Element placement data

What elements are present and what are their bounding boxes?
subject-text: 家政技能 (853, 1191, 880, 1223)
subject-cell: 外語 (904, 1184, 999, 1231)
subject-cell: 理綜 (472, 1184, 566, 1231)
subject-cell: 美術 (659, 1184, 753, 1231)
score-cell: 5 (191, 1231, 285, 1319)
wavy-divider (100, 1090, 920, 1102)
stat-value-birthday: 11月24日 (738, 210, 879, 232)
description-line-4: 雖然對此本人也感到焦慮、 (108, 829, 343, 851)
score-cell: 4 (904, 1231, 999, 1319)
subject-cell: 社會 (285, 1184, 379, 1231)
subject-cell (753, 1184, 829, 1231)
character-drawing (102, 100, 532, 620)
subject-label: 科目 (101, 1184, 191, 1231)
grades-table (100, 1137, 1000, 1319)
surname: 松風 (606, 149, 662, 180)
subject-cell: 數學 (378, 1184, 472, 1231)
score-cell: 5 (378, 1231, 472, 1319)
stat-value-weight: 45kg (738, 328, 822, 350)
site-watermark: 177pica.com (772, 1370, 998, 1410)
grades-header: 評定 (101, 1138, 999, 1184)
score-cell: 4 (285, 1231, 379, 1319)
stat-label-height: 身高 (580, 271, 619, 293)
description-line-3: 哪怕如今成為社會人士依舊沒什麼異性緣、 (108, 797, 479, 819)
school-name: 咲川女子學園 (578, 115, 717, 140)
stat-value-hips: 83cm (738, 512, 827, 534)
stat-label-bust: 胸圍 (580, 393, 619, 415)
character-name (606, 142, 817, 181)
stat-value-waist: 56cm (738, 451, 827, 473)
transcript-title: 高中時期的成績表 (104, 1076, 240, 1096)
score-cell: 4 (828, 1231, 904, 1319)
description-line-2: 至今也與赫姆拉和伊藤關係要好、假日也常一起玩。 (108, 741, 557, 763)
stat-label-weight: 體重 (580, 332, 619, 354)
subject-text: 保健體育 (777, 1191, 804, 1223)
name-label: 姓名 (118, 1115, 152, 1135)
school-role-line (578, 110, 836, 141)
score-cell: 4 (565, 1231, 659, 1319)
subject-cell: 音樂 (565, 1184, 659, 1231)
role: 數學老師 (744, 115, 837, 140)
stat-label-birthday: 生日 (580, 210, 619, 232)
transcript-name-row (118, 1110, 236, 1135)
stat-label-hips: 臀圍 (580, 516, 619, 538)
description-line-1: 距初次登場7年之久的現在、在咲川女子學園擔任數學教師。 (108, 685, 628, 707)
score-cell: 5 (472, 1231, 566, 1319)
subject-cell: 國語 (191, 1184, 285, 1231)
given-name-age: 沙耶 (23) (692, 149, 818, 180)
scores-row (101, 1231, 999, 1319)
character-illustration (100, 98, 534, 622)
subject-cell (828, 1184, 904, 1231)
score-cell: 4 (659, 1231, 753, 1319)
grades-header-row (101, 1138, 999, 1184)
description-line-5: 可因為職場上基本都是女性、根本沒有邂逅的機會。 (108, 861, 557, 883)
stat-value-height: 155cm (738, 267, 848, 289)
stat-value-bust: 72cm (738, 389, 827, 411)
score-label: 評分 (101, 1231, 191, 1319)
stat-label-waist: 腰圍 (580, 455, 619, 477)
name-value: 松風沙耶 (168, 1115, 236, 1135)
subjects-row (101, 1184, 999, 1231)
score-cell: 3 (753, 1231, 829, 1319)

__Instructions to follow__
Report every line above that contains the string "weight". Case counts.

__Output of the task__
stat-value-weight: 45kg (738, 328, 822, 350)
stat-label-weight: 體重 (580, 332, 619, 354)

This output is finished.